**EXERCISE DETAILS:** Output the full listing below exactly as it reads, and skip anything that is a picture.

** START OF LISTED RECORDS **

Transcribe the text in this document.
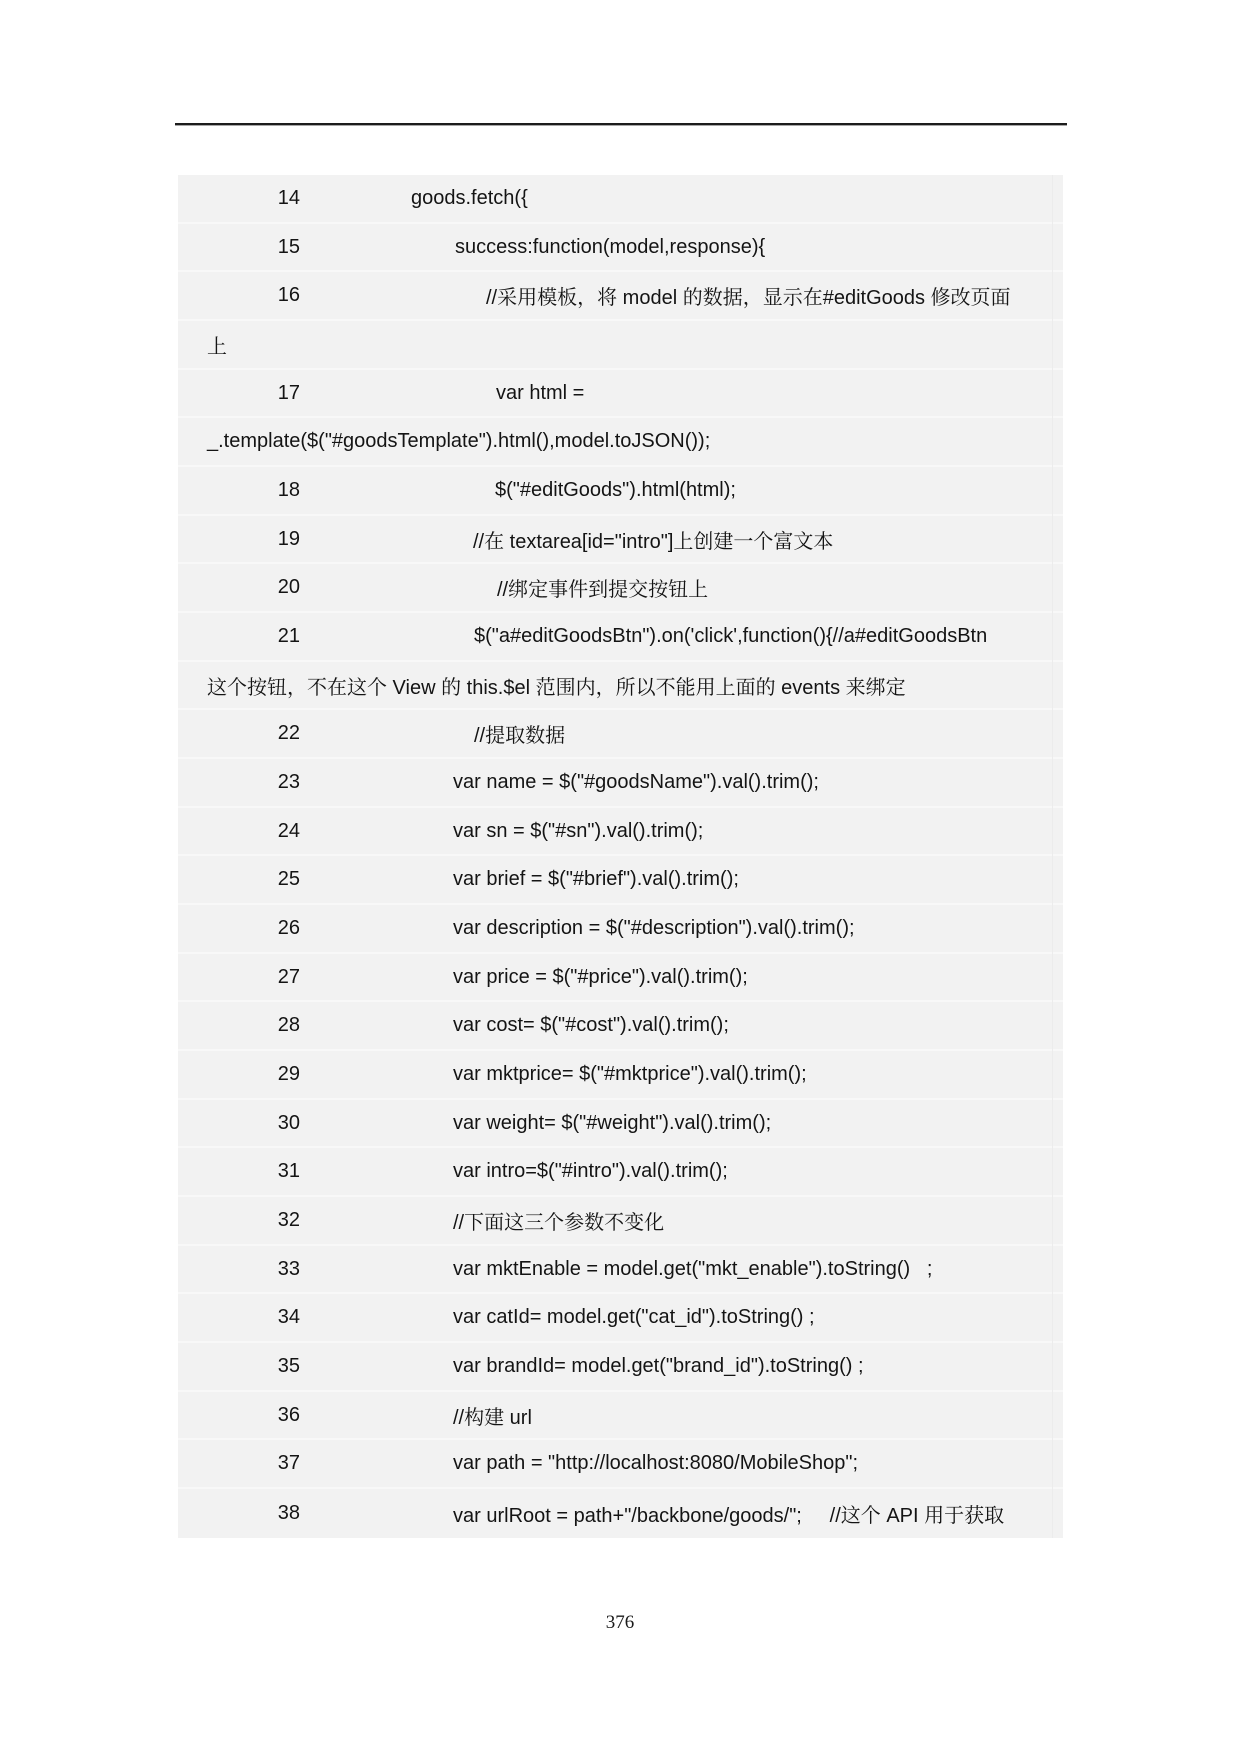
14	goods.fetch({
15	success:function(model,response){
16	//采用模板，将 model 的数据，显示在#editGoods 修改页面
上
17	var html =
_.template($("#goodsTemplate").html(),model.toJSON());
18	$("#editGoods").html(html);
19	//在 textarea[id="intro"]上创建一个富文本
20	//绑定事件到提交按钮上
21	$("a#editGoodsBtn").on('click',function(){//a#editGoodsBtn
这个按钮，不在这个 View 的 this.$el 范围内，所以不能用上面的 events 来绑定
22	//提取数据
23	var name = $("#goodsName").val().trim();
24	var sn = $("#sn").val().trim();
25	var brief = $("#brief").val().trim();
26	var description = $("#description").val().trim();
27	var price = $("#price").val().trim();
28	var cost= $("#cost").val().trim();
29	var mktprice= $("#mktprice").val().trim();
30	var weight= $("#weight").val().trim();
31	var intro=$("#intro").val().trim();
32	//下面这三个参数不变化
33	var mktEnable = model.get("mkt_enable").toString()   ;
34	var catId= model.get("cat_id").toString() ;
35	var brandId= model.get("brand_id").toString() ;
36	//构建 url
37	var path = "http://localhost:8080/MobileShop";
38	var urlRoot = path+"/backbone/goods/";     //这个 API 用于获取
376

** END OF LISTED RECORDS **

**EXERCISE RESPONSE:**
Transcribe the text in this document.
14	goods.fetch({
15	success:function(model,response){
16	//采用模板，将 model 的数据，显示在#editGoods 修改页面
上
17	var html =
_.template($("#goodsTemplate").html(),model.toJSON());
18	$("#editGoods").html(html);
19	//在 textarea[id="intro"]上创建一个富文本
20	//绑定事件到提交按钮上
21	$("a#editGoodsBtn").on('click',function(){//a#editGoodsBtn
这个按钮，不在这个 View 的 this.$el 范围内，所以不能用上面的 events 来绑定
22	//提取数据
23	var name = $("#goodsName").val().trim();
24	var sn = $("#sn").val().trim();
25	var brief = $("#brief").val().trim();
26	var description = $("#description").val().trim();
27	var price = $("#price").val().trim();
28	var cost= $("#cost").val().trim();
29	var mktprice= $("#mktprice").val().trim();
30	var weight= $("#weight").val().trim();
31	var intro=$("#intro").val().trim();
32	//下面这三个参数不变化
33	var mktEnable = model.get("mkt_enable").toString()   ;
34	var catId= model.get("cat_id").toString() ;
35	var brandId= model.get("brand_id").toString() ;
36	//构建 url
37	var path = "http://localhost:8080/MobileShop";
38	var urlRoot = path+"/backbone/goods/";     //这个 API 用于获取
376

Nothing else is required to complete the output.